Raw records:
════════════════

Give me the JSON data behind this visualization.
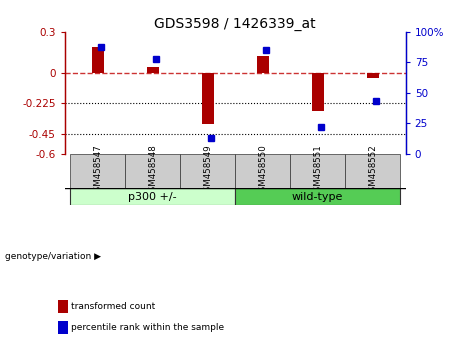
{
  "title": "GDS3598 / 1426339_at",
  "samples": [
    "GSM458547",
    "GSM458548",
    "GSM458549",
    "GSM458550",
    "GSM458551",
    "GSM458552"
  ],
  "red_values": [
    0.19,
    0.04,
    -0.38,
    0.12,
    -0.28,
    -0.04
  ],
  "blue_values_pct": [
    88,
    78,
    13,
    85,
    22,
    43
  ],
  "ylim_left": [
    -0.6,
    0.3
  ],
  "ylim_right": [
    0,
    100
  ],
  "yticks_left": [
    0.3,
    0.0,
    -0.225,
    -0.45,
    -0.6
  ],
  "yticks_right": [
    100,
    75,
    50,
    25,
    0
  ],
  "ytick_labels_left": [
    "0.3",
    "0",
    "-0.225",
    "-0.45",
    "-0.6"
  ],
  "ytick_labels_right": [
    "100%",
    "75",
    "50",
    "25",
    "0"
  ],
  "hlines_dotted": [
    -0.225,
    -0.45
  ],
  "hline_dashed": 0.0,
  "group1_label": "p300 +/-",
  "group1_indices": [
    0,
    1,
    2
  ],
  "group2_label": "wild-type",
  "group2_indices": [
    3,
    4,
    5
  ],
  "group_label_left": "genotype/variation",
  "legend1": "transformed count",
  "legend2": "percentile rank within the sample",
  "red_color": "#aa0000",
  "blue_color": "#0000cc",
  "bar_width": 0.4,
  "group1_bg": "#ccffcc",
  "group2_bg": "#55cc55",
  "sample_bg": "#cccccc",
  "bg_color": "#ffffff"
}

════════════════

• [DIRECTIONS FOR THIS TASK]:
Go through the listing above and quote it exactly, apart from its images.

• [WORKED ANSWER]:
Give me the JSON data behind this visualization.
{
  "title": "GDS3598 / 1426339_at",
  "samples": [
    "GSM458547",
    "GSM458548",
    "GSM458549",
    "GSM458550",
    "GSM458551",
    "GSM458552"
  ],
  "red_values": [
    0.19,
    0.04,
    -0.38,
    0.12,
    -0.28,
    -0.04
  ],
  "blue_values_pct": [
    88,
    78,
    13,
    85,
    22,
    43
  ],
  "ylim_left": [
    -0.6,
    0.3
  ],
  "ylim_right": [
    0,
    100
  ],
  "yticks_left": [
    0.3,
    0.0,
    -0.225,
    -0.45,
    -0.6
  ],
  "yticks_right": [
    100,
    75,
    50,
    25,
    0
  ],
  "ytick_labels_left": [
    "0.3",
    "0",
    "-0.225",
    "-0.45",
    "-0.6"
  ],
  "ytick_labels_right": [
    "100%",
    "75",
    "50",
    "25",
    "0"
  ],
  "hlines_dotted": [
    -0.225,
    -0.45
  ],
  "hline_dashed": 0.0,
  "group1_label": "p300 +/-",
  "group1_indices": [
    0,
    1,
    2
  ],
  "group2_label": "wild-type",
  "group2_indices": [
    3,
    4,
    5
  ],
  "group_label_left": "genotype/variation",
  "legend1": "transformed count",
  "legend2": "percentile rank within the sample",
  "red_color": "#aa0000",
  "blue_color": "#0000cc",
  "bar_width": 0.4,
  "group1_bg": "#ccffcc",
  "group2_bg": "#55cc55",
  "sample_bg": "#cccccc",
  "bg_color": "#ffffff"
}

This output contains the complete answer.